[Stored data]
---------------

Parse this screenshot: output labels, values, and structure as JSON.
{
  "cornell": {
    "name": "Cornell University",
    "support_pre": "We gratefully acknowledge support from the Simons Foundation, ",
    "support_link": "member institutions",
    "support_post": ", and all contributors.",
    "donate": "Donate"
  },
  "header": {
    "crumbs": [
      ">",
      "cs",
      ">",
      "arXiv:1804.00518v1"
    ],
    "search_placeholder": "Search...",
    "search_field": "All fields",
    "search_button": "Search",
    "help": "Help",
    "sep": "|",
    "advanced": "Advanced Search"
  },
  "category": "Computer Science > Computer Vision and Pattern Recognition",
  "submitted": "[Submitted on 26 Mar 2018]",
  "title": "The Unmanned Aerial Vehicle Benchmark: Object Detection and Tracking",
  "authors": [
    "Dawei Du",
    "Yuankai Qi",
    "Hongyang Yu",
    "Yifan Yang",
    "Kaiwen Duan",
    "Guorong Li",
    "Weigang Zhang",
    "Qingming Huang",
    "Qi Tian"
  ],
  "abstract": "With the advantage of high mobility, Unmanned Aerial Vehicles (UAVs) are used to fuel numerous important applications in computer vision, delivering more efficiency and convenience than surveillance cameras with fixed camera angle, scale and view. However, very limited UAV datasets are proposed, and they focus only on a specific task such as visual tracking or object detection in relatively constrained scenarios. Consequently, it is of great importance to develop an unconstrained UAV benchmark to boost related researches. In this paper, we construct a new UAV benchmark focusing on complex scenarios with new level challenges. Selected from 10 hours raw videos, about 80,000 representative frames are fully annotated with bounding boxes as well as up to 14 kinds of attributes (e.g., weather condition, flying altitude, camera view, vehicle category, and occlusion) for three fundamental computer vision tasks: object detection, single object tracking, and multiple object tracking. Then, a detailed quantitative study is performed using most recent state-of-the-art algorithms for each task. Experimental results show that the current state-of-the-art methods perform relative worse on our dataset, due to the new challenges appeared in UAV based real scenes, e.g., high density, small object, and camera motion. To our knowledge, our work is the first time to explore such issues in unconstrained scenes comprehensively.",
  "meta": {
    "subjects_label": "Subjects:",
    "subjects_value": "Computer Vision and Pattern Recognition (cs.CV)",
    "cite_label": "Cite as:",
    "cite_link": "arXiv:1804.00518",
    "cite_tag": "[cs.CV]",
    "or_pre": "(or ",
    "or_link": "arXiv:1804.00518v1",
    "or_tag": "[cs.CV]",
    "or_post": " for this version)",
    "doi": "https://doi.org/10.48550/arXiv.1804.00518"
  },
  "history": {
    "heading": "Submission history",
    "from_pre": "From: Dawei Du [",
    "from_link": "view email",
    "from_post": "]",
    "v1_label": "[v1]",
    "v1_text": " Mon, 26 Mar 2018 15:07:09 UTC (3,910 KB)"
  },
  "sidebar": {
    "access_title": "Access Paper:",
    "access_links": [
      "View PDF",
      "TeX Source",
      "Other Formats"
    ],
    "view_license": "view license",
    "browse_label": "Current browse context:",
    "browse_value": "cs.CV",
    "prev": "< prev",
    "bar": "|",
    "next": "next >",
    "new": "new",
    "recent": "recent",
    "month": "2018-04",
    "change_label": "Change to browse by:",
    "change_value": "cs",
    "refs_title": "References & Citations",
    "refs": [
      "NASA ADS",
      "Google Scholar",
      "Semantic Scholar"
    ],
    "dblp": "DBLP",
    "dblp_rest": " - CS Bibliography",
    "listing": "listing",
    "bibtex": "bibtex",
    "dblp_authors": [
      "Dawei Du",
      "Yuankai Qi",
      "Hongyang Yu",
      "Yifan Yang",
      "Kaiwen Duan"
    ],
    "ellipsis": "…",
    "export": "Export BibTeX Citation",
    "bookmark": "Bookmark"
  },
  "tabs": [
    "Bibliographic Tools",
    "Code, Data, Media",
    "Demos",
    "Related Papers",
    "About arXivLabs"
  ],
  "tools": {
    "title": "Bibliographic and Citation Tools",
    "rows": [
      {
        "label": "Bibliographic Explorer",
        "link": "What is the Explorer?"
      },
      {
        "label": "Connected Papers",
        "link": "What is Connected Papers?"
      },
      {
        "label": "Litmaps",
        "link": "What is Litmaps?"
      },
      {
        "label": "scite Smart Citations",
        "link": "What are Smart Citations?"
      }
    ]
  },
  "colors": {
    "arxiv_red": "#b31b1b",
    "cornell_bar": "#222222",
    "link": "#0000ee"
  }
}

---------------

Task to complete:
In the entries above, find each line with the word "Recognition" and copy it.

Output:
  "category": "Computer Science > Computer Vision and Pattern Recognition",
    "subjects_value": "Computer Vision and Pattern Recognition (cs.CV)",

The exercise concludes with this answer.